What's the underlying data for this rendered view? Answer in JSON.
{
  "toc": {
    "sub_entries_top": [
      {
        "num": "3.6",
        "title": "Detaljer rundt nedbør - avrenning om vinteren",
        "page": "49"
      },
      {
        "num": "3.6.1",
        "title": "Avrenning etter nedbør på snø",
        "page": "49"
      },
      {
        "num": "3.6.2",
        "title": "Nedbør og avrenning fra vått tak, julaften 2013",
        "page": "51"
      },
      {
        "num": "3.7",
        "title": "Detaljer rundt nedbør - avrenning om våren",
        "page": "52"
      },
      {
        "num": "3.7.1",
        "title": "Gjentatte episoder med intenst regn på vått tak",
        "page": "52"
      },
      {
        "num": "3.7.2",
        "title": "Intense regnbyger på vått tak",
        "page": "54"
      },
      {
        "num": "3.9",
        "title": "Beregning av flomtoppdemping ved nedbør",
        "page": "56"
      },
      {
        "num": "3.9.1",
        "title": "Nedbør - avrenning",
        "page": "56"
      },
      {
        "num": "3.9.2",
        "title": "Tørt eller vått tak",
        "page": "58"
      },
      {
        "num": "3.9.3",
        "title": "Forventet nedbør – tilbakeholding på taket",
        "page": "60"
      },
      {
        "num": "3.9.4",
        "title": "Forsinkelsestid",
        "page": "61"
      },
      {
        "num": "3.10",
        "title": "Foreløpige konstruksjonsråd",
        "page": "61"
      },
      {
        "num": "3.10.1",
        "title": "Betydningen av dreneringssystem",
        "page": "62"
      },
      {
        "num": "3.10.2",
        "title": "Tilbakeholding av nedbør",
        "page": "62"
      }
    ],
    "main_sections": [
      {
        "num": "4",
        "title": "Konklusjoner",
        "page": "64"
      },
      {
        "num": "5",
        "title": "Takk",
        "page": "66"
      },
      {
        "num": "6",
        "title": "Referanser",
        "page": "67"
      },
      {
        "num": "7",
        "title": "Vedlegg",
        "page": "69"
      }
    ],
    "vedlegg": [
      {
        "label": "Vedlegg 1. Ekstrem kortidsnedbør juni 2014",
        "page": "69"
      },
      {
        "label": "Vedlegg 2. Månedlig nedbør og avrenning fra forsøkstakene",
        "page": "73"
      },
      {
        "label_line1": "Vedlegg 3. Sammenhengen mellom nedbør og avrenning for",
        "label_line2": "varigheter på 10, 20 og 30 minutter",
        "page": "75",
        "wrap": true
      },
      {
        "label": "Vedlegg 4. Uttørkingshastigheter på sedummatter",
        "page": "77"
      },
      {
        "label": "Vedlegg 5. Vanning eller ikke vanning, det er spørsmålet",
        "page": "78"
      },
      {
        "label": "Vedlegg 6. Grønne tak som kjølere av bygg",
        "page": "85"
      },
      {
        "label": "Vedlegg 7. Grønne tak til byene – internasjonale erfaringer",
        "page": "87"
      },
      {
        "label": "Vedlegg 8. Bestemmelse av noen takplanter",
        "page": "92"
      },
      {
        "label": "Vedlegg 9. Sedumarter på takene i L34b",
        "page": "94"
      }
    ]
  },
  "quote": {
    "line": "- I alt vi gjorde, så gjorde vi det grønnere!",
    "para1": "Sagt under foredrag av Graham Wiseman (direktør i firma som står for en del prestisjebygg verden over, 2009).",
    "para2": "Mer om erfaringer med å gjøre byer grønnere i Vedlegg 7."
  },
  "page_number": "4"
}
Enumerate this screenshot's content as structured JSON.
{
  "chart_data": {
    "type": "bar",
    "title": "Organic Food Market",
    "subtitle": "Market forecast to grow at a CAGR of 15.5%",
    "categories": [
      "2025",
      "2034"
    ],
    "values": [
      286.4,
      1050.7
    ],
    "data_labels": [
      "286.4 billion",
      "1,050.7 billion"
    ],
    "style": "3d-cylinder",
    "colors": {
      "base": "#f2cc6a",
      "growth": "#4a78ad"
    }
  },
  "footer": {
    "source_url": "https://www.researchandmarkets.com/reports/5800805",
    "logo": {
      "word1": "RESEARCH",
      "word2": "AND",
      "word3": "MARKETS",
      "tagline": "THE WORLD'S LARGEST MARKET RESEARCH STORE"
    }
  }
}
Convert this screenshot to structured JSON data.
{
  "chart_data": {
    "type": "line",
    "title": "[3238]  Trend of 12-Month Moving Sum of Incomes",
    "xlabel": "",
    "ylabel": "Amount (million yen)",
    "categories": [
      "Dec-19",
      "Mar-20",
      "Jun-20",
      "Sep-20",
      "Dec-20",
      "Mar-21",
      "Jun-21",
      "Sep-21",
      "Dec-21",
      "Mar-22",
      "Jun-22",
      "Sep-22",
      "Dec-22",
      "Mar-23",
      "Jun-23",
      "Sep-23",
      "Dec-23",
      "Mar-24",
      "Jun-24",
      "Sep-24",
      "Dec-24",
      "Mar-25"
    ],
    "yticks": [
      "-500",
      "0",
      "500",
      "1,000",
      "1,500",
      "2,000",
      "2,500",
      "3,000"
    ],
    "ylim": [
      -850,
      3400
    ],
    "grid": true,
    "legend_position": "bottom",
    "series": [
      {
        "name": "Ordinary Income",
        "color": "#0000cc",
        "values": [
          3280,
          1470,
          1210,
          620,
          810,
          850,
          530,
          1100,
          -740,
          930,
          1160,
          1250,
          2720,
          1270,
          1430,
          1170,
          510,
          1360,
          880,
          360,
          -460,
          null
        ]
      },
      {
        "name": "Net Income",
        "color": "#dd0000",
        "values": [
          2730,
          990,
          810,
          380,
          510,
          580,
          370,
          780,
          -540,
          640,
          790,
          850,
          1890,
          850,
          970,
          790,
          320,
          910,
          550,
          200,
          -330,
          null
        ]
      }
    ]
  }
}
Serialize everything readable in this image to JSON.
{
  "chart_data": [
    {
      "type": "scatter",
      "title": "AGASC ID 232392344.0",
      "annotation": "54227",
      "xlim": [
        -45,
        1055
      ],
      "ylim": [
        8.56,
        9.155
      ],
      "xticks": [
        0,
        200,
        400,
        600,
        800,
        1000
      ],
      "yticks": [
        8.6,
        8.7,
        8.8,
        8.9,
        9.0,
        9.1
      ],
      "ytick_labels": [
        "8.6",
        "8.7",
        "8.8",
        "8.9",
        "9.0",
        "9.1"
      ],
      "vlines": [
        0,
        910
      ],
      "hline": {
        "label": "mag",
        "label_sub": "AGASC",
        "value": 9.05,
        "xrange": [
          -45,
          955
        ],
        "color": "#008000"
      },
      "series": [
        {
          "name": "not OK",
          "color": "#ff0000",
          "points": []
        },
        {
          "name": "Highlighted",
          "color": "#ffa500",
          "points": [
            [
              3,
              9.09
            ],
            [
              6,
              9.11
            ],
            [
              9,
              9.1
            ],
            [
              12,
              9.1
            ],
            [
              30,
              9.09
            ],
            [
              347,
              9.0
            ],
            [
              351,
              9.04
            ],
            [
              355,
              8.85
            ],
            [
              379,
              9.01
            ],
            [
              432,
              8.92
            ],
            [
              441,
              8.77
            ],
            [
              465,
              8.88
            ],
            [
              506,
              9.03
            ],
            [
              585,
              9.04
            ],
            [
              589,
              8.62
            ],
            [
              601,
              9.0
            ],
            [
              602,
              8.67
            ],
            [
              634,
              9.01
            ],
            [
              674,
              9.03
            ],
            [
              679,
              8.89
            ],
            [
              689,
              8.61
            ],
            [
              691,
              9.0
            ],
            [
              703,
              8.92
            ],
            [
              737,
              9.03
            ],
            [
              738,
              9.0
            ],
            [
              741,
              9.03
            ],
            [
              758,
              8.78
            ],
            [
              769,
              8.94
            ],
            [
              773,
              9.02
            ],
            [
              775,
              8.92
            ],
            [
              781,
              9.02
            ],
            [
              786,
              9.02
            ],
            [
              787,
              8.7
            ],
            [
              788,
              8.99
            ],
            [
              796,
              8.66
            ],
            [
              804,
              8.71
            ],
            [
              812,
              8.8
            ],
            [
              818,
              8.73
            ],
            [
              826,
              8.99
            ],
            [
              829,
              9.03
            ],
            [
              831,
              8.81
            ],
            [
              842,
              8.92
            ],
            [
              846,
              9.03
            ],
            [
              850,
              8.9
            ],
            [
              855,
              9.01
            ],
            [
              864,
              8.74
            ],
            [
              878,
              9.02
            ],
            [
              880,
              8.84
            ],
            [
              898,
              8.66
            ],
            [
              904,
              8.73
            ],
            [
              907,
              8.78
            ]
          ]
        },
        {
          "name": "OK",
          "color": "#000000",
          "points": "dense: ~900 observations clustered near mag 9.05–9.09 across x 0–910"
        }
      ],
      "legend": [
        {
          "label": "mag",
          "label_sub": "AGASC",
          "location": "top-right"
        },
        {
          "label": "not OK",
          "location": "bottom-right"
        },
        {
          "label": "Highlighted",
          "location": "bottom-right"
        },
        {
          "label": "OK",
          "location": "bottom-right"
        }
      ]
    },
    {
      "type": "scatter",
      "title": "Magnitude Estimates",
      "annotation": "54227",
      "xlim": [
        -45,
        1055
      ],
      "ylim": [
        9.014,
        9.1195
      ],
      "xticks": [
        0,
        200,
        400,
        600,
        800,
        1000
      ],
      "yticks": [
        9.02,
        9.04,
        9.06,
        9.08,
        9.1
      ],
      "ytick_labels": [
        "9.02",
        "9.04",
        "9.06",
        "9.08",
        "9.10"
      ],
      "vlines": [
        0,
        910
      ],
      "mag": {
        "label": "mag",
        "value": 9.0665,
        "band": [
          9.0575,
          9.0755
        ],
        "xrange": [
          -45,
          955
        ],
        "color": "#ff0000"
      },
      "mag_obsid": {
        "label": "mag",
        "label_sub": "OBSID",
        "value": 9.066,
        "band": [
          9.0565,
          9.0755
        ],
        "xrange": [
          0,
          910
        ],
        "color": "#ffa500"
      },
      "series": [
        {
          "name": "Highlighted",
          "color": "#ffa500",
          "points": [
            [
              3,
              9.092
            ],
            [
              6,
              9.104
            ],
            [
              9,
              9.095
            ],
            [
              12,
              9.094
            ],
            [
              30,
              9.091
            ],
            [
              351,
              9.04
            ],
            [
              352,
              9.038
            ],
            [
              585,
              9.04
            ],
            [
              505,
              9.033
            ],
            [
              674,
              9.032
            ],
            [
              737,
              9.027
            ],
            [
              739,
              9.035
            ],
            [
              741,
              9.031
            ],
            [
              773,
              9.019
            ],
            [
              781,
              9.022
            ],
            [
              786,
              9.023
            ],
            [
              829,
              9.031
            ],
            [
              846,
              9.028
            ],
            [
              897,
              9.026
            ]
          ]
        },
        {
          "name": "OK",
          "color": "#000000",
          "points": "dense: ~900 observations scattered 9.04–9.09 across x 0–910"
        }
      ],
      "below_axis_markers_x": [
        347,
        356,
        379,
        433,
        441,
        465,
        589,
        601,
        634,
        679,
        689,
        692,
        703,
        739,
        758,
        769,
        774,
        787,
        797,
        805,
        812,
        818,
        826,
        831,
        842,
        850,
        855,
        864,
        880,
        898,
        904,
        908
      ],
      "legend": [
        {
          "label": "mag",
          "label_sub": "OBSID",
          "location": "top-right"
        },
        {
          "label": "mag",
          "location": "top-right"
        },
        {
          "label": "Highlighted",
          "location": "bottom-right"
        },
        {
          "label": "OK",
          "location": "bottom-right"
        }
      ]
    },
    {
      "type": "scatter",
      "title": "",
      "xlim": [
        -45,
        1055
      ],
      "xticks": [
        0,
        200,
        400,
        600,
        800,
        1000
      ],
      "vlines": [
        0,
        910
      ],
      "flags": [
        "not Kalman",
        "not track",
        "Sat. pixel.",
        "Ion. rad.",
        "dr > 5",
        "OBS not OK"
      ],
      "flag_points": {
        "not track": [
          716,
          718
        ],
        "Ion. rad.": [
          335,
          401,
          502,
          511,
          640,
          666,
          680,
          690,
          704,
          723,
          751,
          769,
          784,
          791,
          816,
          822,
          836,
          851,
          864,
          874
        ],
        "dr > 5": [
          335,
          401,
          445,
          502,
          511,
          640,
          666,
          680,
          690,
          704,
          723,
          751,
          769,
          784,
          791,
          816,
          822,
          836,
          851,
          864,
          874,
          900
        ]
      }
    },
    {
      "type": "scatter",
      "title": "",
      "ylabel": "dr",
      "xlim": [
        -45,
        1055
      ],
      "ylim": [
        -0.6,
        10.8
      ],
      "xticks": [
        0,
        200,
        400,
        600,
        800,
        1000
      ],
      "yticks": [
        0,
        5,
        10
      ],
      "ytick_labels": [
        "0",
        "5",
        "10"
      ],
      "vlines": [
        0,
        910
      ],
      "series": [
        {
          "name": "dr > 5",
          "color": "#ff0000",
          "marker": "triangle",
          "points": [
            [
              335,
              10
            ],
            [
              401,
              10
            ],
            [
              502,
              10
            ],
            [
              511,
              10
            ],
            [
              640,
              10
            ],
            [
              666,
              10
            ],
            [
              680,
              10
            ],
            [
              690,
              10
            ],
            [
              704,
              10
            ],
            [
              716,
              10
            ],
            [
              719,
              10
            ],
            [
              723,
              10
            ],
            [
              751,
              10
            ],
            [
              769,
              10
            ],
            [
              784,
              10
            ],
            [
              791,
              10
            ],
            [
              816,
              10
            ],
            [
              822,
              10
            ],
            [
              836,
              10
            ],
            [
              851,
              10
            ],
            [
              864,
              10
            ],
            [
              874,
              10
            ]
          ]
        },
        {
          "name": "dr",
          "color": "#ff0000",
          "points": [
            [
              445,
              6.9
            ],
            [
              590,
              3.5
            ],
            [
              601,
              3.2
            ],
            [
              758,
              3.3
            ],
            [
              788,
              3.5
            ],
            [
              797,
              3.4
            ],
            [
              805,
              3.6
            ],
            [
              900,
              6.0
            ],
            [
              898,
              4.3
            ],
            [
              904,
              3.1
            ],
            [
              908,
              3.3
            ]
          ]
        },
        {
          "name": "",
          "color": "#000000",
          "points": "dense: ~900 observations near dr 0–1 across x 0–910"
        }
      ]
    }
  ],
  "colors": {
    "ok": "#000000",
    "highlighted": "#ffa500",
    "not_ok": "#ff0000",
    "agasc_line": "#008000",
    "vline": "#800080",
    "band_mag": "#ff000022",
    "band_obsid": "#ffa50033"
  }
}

* * * * * * * * *

Directive — Pick out the lines that have the word "name". Copy them all.

Output for this exercise —
        "name": "Ordinary Income",
        "name": "Net Income",
          "name": "not OK",
          "name": "Highlighted",
          "name": "OK",
          "name": "Highlighted",
          "name": "OK",
          "name": "dr > 5",
          "name": "dr",
          "name": "",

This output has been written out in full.